Stored data
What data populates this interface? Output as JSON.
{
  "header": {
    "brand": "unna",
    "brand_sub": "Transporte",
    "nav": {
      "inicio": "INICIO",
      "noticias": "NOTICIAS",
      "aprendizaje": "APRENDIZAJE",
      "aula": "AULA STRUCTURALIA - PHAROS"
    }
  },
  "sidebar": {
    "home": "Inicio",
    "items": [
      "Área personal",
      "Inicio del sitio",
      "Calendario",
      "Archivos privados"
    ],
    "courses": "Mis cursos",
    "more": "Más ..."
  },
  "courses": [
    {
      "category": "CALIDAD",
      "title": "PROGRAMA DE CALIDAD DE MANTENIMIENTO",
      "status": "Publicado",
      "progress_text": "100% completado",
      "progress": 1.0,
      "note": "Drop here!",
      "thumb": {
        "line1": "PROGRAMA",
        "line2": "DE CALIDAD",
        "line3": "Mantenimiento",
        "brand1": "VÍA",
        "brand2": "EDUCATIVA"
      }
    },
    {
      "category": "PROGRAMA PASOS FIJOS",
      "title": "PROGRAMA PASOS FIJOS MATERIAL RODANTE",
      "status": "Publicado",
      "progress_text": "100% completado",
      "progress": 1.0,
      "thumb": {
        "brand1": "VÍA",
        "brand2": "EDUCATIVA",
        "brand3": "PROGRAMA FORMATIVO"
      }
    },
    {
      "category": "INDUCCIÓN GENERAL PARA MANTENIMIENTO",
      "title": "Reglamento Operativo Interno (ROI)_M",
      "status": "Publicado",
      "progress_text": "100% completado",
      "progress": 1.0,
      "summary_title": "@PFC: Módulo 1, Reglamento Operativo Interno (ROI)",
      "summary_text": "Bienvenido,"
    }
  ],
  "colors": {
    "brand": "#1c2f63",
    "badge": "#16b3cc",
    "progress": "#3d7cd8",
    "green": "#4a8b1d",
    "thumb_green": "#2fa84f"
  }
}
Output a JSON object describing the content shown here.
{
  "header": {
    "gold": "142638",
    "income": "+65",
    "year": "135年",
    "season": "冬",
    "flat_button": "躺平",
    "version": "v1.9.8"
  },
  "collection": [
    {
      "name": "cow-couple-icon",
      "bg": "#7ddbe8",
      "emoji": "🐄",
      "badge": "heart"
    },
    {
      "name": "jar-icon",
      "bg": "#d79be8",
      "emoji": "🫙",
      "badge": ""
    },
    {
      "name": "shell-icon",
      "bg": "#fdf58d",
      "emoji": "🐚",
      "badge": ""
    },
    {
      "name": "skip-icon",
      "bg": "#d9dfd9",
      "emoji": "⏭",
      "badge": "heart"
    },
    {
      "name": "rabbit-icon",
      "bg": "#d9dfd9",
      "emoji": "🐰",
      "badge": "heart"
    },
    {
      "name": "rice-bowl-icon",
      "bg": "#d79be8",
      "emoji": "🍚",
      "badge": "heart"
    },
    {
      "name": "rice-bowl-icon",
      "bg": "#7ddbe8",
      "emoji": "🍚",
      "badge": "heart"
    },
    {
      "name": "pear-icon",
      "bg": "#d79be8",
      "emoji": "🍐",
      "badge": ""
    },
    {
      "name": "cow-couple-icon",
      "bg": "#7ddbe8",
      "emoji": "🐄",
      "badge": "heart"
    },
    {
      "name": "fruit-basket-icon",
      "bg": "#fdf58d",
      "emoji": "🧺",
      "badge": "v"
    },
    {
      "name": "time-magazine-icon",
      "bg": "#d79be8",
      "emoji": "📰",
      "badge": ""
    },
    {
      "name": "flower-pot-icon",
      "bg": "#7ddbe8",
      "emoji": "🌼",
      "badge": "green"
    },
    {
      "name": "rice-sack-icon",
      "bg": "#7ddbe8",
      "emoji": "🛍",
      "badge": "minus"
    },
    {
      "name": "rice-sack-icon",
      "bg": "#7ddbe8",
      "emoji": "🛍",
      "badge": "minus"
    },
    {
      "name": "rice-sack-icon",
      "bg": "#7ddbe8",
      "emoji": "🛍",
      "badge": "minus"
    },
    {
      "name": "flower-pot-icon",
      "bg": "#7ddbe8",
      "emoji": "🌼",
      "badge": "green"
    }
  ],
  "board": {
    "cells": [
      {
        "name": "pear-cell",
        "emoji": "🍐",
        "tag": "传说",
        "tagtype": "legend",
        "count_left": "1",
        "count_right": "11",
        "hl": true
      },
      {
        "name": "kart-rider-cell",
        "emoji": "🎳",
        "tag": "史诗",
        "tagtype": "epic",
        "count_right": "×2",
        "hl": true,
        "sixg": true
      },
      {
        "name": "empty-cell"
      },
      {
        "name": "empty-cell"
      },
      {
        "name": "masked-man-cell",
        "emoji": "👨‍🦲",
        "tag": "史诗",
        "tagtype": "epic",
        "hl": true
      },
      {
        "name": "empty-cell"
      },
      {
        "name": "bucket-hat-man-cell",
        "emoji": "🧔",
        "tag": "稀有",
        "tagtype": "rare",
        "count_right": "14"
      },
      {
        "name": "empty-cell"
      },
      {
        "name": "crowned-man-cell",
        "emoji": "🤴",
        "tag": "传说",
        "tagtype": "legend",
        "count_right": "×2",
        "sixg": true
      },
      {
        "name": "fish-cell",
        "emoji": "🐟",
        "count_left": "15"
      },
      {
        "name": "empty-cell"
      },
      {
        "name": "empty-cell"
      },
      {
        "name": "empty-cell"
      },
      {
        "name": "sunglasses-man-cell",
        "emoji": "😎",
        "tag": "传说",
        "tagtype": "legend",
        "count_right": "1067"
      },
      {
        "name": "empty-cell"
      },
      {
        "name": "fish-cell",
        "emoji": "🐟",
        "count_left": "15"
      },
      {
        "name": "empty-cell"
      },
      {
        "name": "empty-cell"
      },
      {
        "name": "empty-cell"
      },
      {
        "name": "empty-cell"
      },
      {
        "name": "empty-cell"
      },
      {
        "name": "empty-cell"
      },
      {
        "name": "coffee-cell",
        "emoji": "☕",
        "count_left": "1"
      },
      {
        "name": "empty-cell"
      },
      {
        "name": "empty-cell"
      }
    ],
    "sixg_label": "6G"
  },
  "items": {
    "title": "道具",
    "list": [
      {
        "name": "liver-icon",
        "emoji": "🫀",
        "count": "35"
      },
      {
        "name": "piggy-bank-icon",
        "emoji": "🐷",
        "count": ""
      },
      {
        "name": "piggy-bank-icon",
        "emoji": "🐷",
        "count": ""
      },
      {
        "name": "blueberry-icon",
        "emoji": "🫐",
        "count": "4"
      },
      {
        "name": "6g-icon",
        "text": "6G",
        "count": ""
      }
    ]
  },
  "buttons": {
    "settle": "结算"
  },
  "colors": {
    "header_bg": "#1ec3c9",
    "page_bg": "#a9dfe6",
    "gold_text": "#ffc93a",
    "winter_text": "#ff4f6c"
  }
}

▶ [Task objective]
Your task is to repeat every entry exactly.

▶ [Full response]
What data populates this interface? Output as JSON.
{
  "header": {
    "brand": "unna",
    "brand_sub": "Transporte",
    "nav": {
      "inicio": "INICIO",
      "noticias": "NOTICIAS",
      "aprendizaje": "APRENDIZAJE",
      "aula": "AULA STRUCTURALIA - PHAROS"
    }
  },
  "sidebar": {
    "home": "Inicio",
    "items": [
      "Área personal",
      "Inicio del sitio",
      "Calendario",
      "Archivos privados"
    ],
    "courses": "Mis cursos",
    "more": "Más ..."
  },
  "courses": [
    {
      "category": "CALIDAD",
      "title": "PROGRAMA DE CALIDAD DE MANTENIMIENTO",
      "status": "Publicado",
      "progress_text": "100% completado",
      "progress": 1.0,
      "note": "Drop here!",
      "thumb": {
        "line1": "PROGRAMA",
        "line2": "DE CALIDAD",
        "line3": "Mantenimiento",
        "brand1": "VÍA",
        "brand2": "EDUCATIVA"
      }
    },
    {
      "category": "PROGRAMA PASOS FIJOS",
      "title": "PROGRAMA PASOS FIJOS MATERIAL RODANTE",
      "status": "Publicado",
      "progress_text": "100% completado",
      "progress": 1.0,
      "thumb": {
        "brand1": "VÍA",
        "brand2": "EDUCATIVA",
        "brand3": "PROGRAMA FORMATIVO"
      }
    },
    {
      "category": "INDUCCIÓN GENERAL PARA MANTENIMIENTO",
      "title": "Reglamento Operativo Interno (ROI)_M",
      "status": "Publicado",
      "progress_text": "100% completado",
      "progress": 1.0,
      "summary_title": "@PFC: Módulo 1, Reglamento Operativo Interno (ROI)",
      "summary_text": "Bienvenido,"
    }
  ],
  "colors": {
    "brand": "#1c2f63",
    "badge": "#16b3cc",
    "progress": "#3d7cd8",
    "green": "#4a8b1d",
    "thumb_green": "#2fa84f"
  }
}
Output a JSON object describing the content shown here.
{
  "header": {
    "gold": "142638",
    "income": "+65",
    "year": "135年",
    "season": "冬",
    "flat_button": "躺平",
    "version": "v1.9.8"
  },
  "collection": [
    {
      "name": "cow-couple-icon",
      "bg": "#7ddbe8",
      "emoji": "🐄",
      "badge": "heart"
    },
    {
      "name": "jar-icon",
      "bg": "#d79be8",
      "emoji": "🫙",
      "badge": ""
    },
    {
      "name": "shell-icon",
      "bg": "#fdf58d",
      "emoji": "🐚",
      "badge": ""
    },
    {
      "name": "skip-icon",
      "bg": "#d9dfd9",
      "emoji": "⏭",
      "badge": "heart"
    },
    {
      "name": "rabbit-icon",
      "bg": "#d9dfd9",
      "emoji": "🐰",
      "badge": "heart"
    },
    {
      "name": "rice-bowl-icon",
      "bg": "#d79be8",
      "emoji": "🍚",
      "badge": "heart"
    },
    {
      "name": "rice-bowl-icon",
      "bg": "#7ddbe8",
      "emoji": "🍚",
      "badge": "heart"
    },
    {
      "name": "pear-icon",
      "bg": "#d79be8",
      "emoji": "🍐",
      "badge": ""
    },
    {
      "name": "cow-couple-icon",
      "bg": "#7ddbe8",
      "emoji": "🐄",
      "badge": "heart"
    },
    {
      "name": "fruit-basket-icon",
      "bg": "#fdf58d",
      "emoji": "🧺",
      "badge": "v"
    },
    {
      "name": "time-magazine-icon",
      "bg": "#d79be8",
      "emoji": "📰",
      "badge": ""
    },
    {
      "name": "flower-pot-icon",
      "bg": "#7ddbe8",
      "emoji": "🌼",
      "badge": "green"
    },
    {
      "name": "rice-sack-icon",
      "bg": "#7ddbe8",
      "emoji": "🛍",
      "badge": "minus"
    },
    {
      "name": "rice-sack-icon",
      "bg": "#7ddbe8",
      "emoji": "🛍",
      "badge": "minus"
    },
    {
      "name": "rice-sack-icon",
      "bg": "#7ddbe8",
      "emoji": "🛍",
      "badge": "minus"
    },
    {
      "name": "flower-pot-icon",
      "bg": "#7ddbe8",
      "emoji": "🌼",
      "badge": "green"
    }
  ],
  "board": {
    "cells": [
      {
        "name": "pear-cell",
        "emoji": "🍐",
        "tag": "传说",
        "tagtype": "legend",
        "count_left": "1",
        "count_right": "11",
        "hl": true
      },
      {
        "name": "kart-rider-cell",
        "emoji": "🎳",
        "tag": "史诗",
        "tagtype": "epic",
        "count_right": "×2",
        "hl": true,
        "sixg": true
      },
      {
        "name": "empty-cell"
      },
      {
        "name": "empty-cell"
      },
      {
        "name": "masked-man-cell",
        "emoji": "👨‍🦲",
        "tag": "史诗",
        "tagtype": "epic",
        "hl": true
      },
      {
        "name": "empty-cell"
      },
      {
        "name": "bucket-hat-man-cell",
        "emoji": "🧔",
        "tag": "稀有",
        "tagtype": "rare",
        "count_right": "14"
      },
      {
        "name": "empty-cell"
      },
      {
        "name": "crowned-man-cell",
        "emoji": "🤴",
        "tag": "传说",
        "tagtype": "legend",
        "count_right": "×2",
        "sixg": true
      },
      {
        "name": "fish-cell",
        "emoji": "🐟",
        "count_left": "15"
      },
      {
        "name": "empty-cell"
      },
      {
        "name": "empty-cell"
      },
      {
        "name": "empty-cell"
      },
      {
        "name": "sunglasses-man-cell",
        "emoji": "😎",
        "tag": "传说",
        "tagtype": "legend",
        "count_right": "1067"
      },
      {
        "name": "empty-cell"
      },
      {
        "name": "fish-cell",
        "emoji": "🐟",
        "count_left": "15"
      },
      {
        "name": "empty-cell"
      },
      {
        "name": "empty-cell"
      },
      {
        "name": "empty-cell"
      },
      {
        "name": "empty-cell"
      },
      {
        "name": "empty-cell"
      },
      {
        "name": "empty-cell"
      },
      {
        "name": "coffee-cell",
        "emoji": "☕",
        "count_left": "1"
      },
      {
        "name": "empty-cell"
      },
      {
        "name": "empty-cell"
      }
    ],
    "sixg_label": "6G"
  },
  "items": {
    "title": "道具",
    "list": [
      {
        "name": "liver-icon",
        "emoji": "🫀",
        "count": "35"
      },
      {
        "name": "piggy-bank-icon",
        "emoji": "🐷",
        "count": ""
      },
      {
        "name": "piggy-bank-icon",
        "emoji": "🐷",
        "count": ""
      },
      {
        "name": "blueberry-icon",
        "emoji": "🫐",
        "count": "4"
      },
      {
        "name": "6g-icon",
        "text": "6G",
        "count": ""
      }
    ]
  },
  "buttons": {
    "settle": "结算"
  },
  "colors": {
    "header_bg": "#1ec3c9",
    "page_bg": "#a9dfe6",
    "gold_text": "#ffc93a",
    "winter_text": "#ff4f6c"
  }
}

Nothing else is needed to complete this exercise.